## [What you are asked to do]
Count every line that holds the string "surface", and report the number alone.

## [Records shown]

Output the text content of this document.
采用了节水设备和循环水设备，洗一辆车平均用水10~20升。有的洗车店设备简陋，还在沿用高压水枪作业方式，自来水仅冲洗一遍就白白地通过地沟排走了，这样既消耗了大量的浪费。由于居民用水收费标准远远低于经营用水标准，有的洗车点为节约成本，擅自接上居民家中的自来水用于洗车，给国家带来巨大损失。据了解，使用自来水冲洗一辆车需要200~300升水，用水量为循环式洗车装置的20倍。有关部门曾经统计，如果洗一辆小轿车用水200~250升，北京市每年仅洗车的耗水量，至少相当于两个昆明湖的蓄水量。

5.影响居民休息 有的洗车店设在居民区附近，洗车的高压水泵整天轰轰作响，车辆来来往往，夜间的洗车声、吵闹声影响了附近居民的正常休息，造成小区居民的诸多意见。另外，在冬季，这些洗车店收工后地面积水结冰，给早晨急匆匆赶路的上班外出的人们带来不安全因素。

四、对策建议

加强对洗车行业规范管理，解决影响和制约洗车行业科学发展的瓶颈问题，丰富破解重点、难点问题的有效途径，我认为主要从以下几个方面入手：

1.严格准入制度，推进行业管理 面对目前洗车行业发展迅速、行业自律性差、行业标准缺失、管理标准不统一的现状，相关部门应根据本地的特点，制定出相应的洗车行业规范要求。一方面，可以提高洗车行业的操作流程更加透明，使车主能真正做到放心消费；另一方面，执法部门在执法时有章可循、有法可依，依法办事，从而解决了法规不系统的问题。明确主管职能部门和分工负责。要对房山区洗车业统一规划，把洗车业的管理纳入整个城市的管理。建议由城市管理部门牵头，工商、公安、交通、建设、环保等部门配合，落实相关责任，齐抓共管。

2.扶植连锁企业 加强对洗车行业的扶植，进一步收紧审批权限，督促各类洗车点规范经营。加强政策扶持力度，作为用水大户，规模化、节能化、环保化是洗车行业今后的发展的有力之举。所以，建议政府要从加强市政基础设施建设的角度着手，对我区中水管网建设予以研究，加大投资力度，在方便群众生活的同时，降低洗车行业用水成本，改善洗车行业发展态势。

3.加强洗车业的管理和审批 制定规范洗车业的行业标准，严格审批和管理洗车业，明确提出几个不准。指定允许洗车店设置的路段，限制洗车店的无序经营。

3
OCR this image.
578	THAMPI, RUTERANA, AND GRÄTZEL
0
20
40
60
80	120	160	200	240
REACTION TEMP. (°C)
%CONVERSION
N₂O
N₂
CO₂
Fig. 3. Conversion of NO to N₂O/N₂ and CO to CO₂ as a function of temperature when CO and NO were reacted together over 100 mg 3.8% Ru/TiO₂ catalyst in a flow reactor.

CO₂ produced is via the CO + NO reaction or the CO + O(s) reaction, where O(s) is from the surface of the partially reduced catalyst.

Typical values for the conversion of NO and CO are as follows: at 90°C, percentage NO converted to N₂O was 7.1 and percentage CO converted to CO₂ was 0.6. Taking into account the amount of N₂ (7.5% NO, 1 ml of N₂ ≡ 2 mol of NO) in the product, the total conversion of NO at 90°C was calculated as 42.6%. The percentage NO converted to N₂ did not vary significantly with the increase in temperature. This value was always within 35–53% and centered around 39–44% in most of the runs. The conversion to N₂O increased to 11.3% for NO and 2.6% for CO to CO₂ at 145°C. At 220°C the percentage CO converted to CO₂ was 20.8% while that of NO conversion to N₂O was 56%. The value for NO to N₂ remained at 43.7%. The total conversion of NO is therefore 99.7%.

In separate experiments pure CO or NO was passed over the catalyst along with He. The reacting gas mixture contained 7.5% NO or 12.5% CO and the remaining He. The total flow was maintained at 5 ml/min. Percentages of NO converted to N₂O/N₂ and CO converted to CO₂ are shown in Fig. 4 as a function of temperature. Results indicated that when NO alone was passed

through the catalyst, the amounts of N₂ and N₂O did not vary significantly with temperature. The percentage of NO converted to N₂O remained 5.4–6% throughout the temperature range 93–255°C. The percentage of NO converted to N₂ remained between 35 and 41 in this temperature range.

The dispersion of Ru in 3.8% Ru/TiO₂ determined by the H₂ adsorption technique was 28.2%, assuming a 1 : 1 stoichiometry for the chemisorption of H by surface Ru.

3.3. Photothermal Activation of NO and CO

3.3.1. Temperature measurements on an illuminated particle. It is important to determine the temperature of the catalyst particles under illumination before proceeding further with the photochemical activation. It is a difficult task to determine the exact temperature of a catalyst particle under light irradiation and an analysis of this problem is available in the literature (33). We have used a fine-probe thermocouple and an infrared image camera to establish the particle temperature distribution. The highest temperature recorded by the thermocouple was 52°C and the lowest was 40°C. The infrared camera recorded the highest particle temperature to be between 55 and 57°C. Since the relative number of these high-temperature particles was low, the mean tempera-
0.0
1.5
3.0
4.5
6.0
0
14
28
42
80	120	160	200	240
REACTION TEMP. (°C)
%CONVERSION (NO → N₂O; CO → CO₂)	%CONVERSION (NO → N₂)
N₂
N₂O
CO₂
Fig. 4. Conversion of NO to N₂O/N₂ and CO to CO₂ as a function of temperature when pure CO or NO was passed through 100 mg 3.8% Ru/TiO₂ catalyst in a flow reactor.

## [Output]
2